- [WHAT TO DO] Every line below is to be copied exactly, with the pictures left out.

(Extracted data entries)
▶
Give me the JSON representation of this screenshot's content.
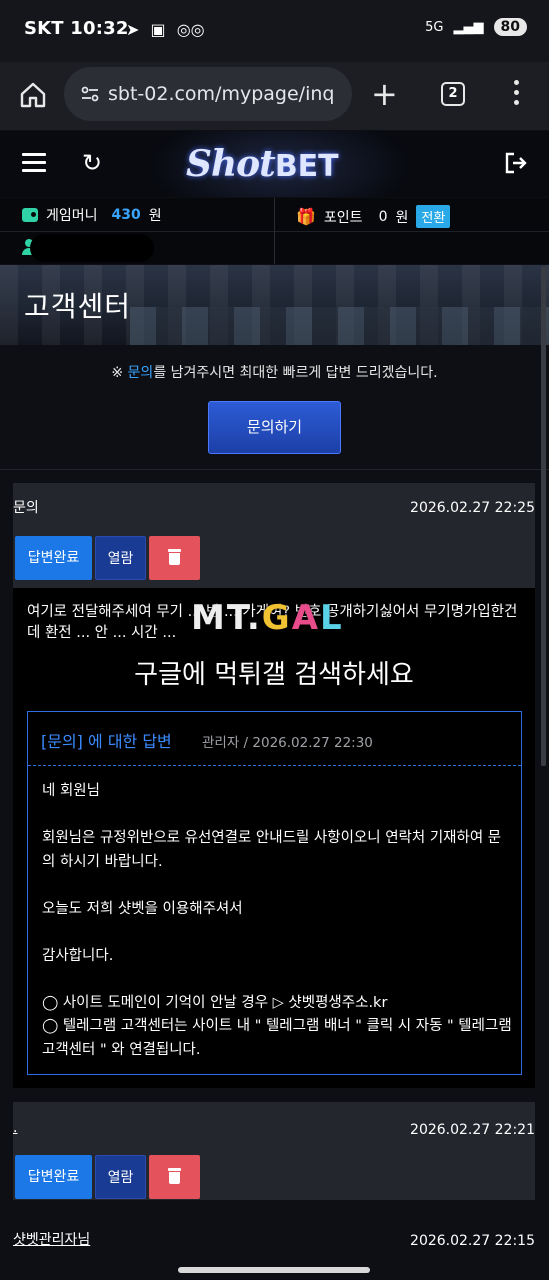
{
  "status_bar": {
    "carrier": "SKT",
    "time": "10:32",
    "network": "5G",
    "battery": "80"
  },
  "browser": {
    "url": "sbt-02.com/mypage/inq",
    "tab_count": "2"
  },
  "site": {
    "logo_shot": "Shot",
    "logo_bet": "BET"
  },
  "account": {
    "game_money_label": "게임머니",
    "game_money_value": "430",
    "game_money_unit": "원",
    "points_label": "포인트",
    "points_value": "0",
    "points_unit": "원",
    "convert_label": "전환"
  },
  "banner": {
    "title": "고객센터"
  },
  "notice": {
    "prefix": "※ ",
    "highlight": "문의",
    "suffix": "를 남겨주시면 최대한 빠르게 답변 드리겠습니다."
  },
  "inquiry_button": "문의하기",
  "posts": [
    {
      "title": "문의",
      "date": "2026.02.27 22:25",
      "status_label": "답변완료",
      "open_label": "열람",
      "question": "여기로 전달해주세여 무기 ... 번 ... 가게여? 번호 공개하기싫어서 무기명가입한건데 환전 ... 안 ... 시간 ...",
      "watermark": {
        "m": "M",
        "t": "T",
        "g": "G",
        "a": "A",
        "l": "L",
        "dot": "."
      },
      "search_message": "구글에 먹튀갤 검색하세요",
      "answer": {
        "title": "[문의] 에 대한 답변",
        "meta": "관리자 / 2026.02.27 22:30",
        "lines": [
          "네 회원님",
          "회원님은 규정위반으로 유선연결로 안내드릴 사항이오니 연락처 기재하여 문의 하시기 바랍니다.",
          "오늘도 저희 샷벳을 이용해주셔서",
          "감사합니다.",
          "◯ 사이트 도메인이 기억이 안날 경우 ▷ 샷벳평생주소.kr",
          "◯ 텔레그램 고객센터는 사이트 내 \" 텔레그램 배너 \" 클릭 시 자동 \" 텔레그램 고객센터 \" 와 연결됩니다."
        ]
      }
    },
    {
      "title": ".",
      "date": "2026.02.27 22:21",
      "status_label": "답변완료",
      "open_label": "열람"
    },
    {
      "title": "샷벳관리자님",
      "date": "2026.02.27 22:15"
    }
  ]
}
◀
- [ANSWER FOR THIS EXERCISE]
Give me the JSON representation of this screenshot's content.
{
  "status_bar": {
    "carrier": "SKT",
    "time": "10:32",
    "network": "5G",
    "battery": "80"
  },
  "browser": {
    "url": "sbt-02.com/mypage/inq",
    "tab_count": "2"
  },
  "site": {
    "logo_shot": "Shot",
    "logo_bet": "BET"
  },
  "account": {
    "game_money_label": "게임머니",
    "game_money_value": "430",
    "game_money_unit": "원",
    "points_label": "포인트",
    "points_value": "0",
    "points_unit": "원",
    "convert_label": "전환"
  },
  "banner": {
    "title": "고객센터"
  },
  "notice": {
    "prefix": "※ ",
    "highlight": "문의",
    "suffix": "를 남겨주시면 최대한 빠르게 답변 드리겠습니다."
  },
  "inquiry_button": "문의하기",
  "posts": [
    {
      "title": "문의",
      "date": "2026.02.27 22:25",
      "status_label": "답변완료",
      "open_label": "열람",
      "question": "여기로 전달해주세여 무기 ... 번 ... 가게여? 번호 공개하기싫어서 무기명가입한건데 환전 ... 안 ... 시간 ...",
      "watermark": {
        "m": "M",
        "t": "T",
        "g": "G",
        "a": "A",
        "l": "L",
        "dot": "."
      },
      "search_message": "구글에 먹튀갤 검색하세요",
      "answer": {
        "title": "[문의] 에 대한 답변",
        "meta": "관리자 / 2026.02.27 22:30",
        "lines": [
          "네 회원님",
          "회원님은 규정위반으로 유선연결로 안내드릴 사항이오니 연락처 기재하여 문의 하시기 바랍니다.",
          "오늘도 저희 샷벳을 이용해주셔서",
          "감사합니다.",
          "◯ 사이트 도메인이 기억이 안날 경우 ▷ 샷벳평생주소.kr",
          "◯ 텔레그램 고객센터는 사이트 내 \" 텔레그램 배너 \" 클릭 시 자동 \" 텔레그램 고객센터 \" 와 연결됩니다."
        ]
      }
    },
    {
      "title": ".",
      "date": "2026.02.27 22:21",
      "status_label": "답변완료",
      "open_label": "열람"
    },
    {
      "title": "샷벳관리자님",
      "date": "2026.02.27 22:15"
    }
  ]
}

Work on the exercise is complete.